Task |
Output each line exactly as it appears, skipping any embedded picture.

##### Records for this task

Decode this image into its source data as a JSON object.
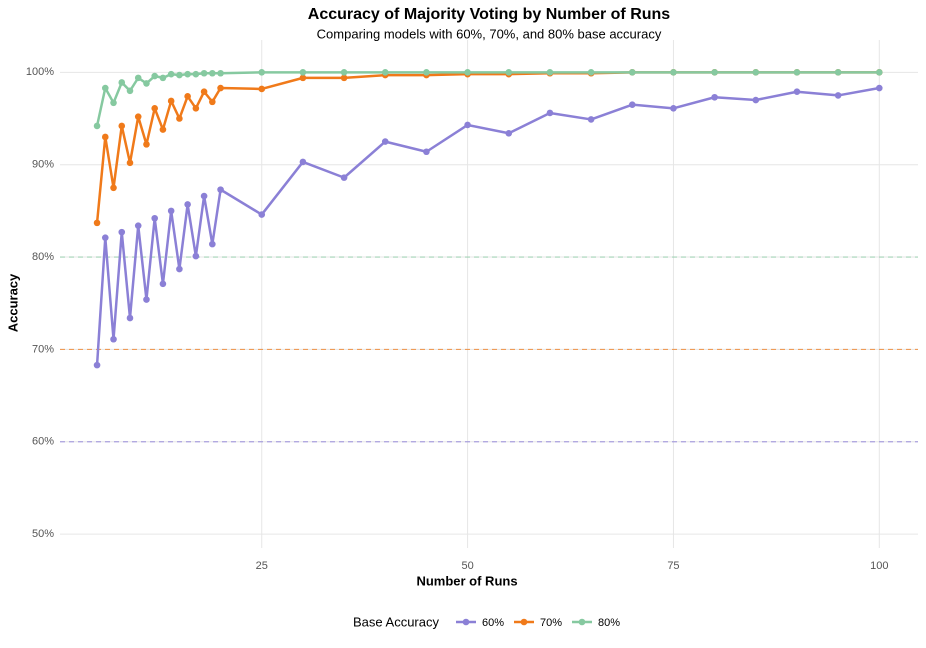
{
  "chart_data": {
    "type": "line",
    "title": "Accuracy of Majority Voting by Number of Runs",
    "subtitle": "Comparing models with 60%, 70%, and 80% base accuracy",
    "xlabel": "Number of Runs",
    "ylabel": "Accuracy",
    "legend_title": "Base Accuracy",
    "legend": "bottom",
    "grid": true,
    "x": [
      5,
      6,
      7,
      8,
      9,
      10,
      11,
      12,
      13,
      14,
      15,
      16,
      17,
      18,
      19,
      20,
      25,
      30,
      35,
      40,
      45,
      50,
      55,
      60,
      65,
      70,
      75,
      80,
      85,
      90,
      95,
      100
    ],
    "series": [
      {
        "name": "60%",
        "color": "#8b80d6",
        "values": [
          68.3,
          82.1,
          71.1,
          82.7,
          73.4,
          83.4,
          75.4,
          84.2,
          77.1,
          85.0,
          78.7,
          85.7,
          80.1,
          86.6,
          81.4,
          87.3,
          84.6,
          90.3,
          88.6,
          92.5,
          91.4,
          94.3,
          93.4,
          95.6,
          94.9,
          96.5,
          96.1,
          97.3,
          97.0,
          97.9,
          97.5,
          98.3
        ]
      },
      {
        "name": "70%",
        "color": "#f07a1a",
        "values": [
          83.7,
          93.0,
          87.5,
          94.2,
          90.2,
          95.2,
          92.2,
          96.1,
          93.8,
          96.9,
          95.0,
          97.4,
          96.1,
          97.9,
          96.8,
          98.3,
          98.2,
          99.4,
          99.4,
          99.7,
          99.7,
          99.8,
          99.8,
          99.9,
          99.9,
          100,
          100,
          100,
          100,
          100,
          100,
          100
        ]
      },
      {
        "name": "80%",
        "color": "#86c9a0",
        "values": [
          94.2,
          98.3,
          96.7,
          98.9,
          98.0,
          99.4,
          98.8,
          99.6,
          99.4,
          99.8,
          99.7,
          99.8,
          99.8,
          99.9,
          99.9,
          99.9,
          100,
          100,
          100,
          100,
          100,
          100,
          100,
          100,
          100,
          100,
          100,
          100,
          100,
          100,
          100,
          100
        ]
      }
    ],
    "reference_lines": [
      {
        "value": 60,
        "color": "#8b80d6"
      },
      {
        "value": 70,
        "color": "#f07a1a"
      },
      {
        "value": 80,
        "color": "#86c9a0"
      }
    ],
    "xlim": [
      0.5,
      104.7
    ],
    "xticks": [
      25,
      50,
      75,
      100
    ],
    "ylim": [
      48.5,
      103.5
    ],
    "yticks": [
      {
        "value": 50,
        "label": "50%"
      },
      {
        "value": 60,
        "label": "60%"
      },
      {
        "value": 70,
        "label": "70%"
      },
      {
        "value": 80,
        "label": "80%"
      },
      {
        "value": 90,
        "label": "90%"
      },
      {
        "value": 100,
        "label": "100%"
      }
    ]
  }
}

##########

Exercise response |
Decode this image into its source data as a JSON object.
{
  "chart_data": {
    "type": "line",
    "title": "Accuracy of Majority Voting by Number of Runs",
    "subtitle": "Comparing models with 60%, 70%, and 80% base accuracy",
    "xlabel": "Number of Runs",
    "ylabel": "Accuracy",
    "legend_title": "Base Accuracy",
    "legend": "bottom",
    "grid": true,
    "x": [
      5,
      6,
      7,
      8,
      9,
      10,
      11,
      12,
      13,
      14,
      15,
      16,
      17,
      18,
      19,
      20,
      25,
      30,
      35,
      40,
      45,
      50,
      55,
      60,
      65,
      70,
      75,
      80,
      85,
      90,
      95,
      100
    ],
    "series": [
      {
        "name": "60%",
        "color": "#8b80d6",
        "values": [
          68.3,
          82.1,
          71.1,
          82.7,
          73.4,
          83.4,
          75.4,
          84.2,
          77.1,
          85.0,
          78.7,
          85.7,
          80.1,
          86.6,
          81.4,
          87.3,
          84.6,
          90.3,
          88.6,
          92.5,
          91.4,
          94.3,
          93.4,
          95.6,
          94.9,
          96.5,
          96.1,
          97.3,
          97.0,
          97.9,
          97.5,
          98.3
        ]
      },
      {
        "name": "70%",
        "color": "#f07a1a",
        "values": [
          83.7,
          93.0,
          87.5,
          94.2,
          90.2,
          95.2,
          92.2,
          96.1,
          93.8,
          96.9,
          95.0,
          97.4,
          96.1,
          97.9,
          96.8,
          98.3,
          98.2,
          99.4,
          99.4,
          99.7,
          99.7,
          99.8,
          99.8,
          99.9,
          99.9,
          100,
          100,
          100,
          100,
          100,
          100,
          100
        ]
      },
      {
        "name": "80%",
        "color": "#86c9a0",
        "values": [
          94.2,
          98.3,
          96.7,
          98.9,
          98.0,
          99.4,
          98.8,
          99.6,
          99.4,
          99.8,
          99.7,
          99.8,
          99.8,
          99.9,
          99.9,
          99.9,
          100,
          100,
          100,
          100,
          100,
          100,
          100,
          100,
          100,
          100,
          100,
          100,
          100,
          100,
          100,
          100
        ]
      }
    ],
    "reference_lines": [
      {
        "value": 60,
        "color": "#8b80d6"
      },
      {
        "value": 70,
        "color": "#f07a1a"
      },
      {
        "value": 80,
        "color": "#86c9a0"
      }
    ],
    "xlim": [
      0.5,
      104.7
    ],
    "xticks": [
      25,
      50,
      75,
      100
    ],
    "ylim": [
      48.5,
      103.5
    ],
    "yticks": [
      {
        "value": 50,
        "label": "50%"
      },
      {
        "value": 60,
        "label": "60%"
      },
      {
        "value": 70,
        "label": "70%"
      },
      {
        "value": 80,
        "label": "80%"
      },
      {
        "value": 90,
        "label": "90%"
      },
      {
        "value": 100,
        "label": "100%"
      }
    ]
  }
}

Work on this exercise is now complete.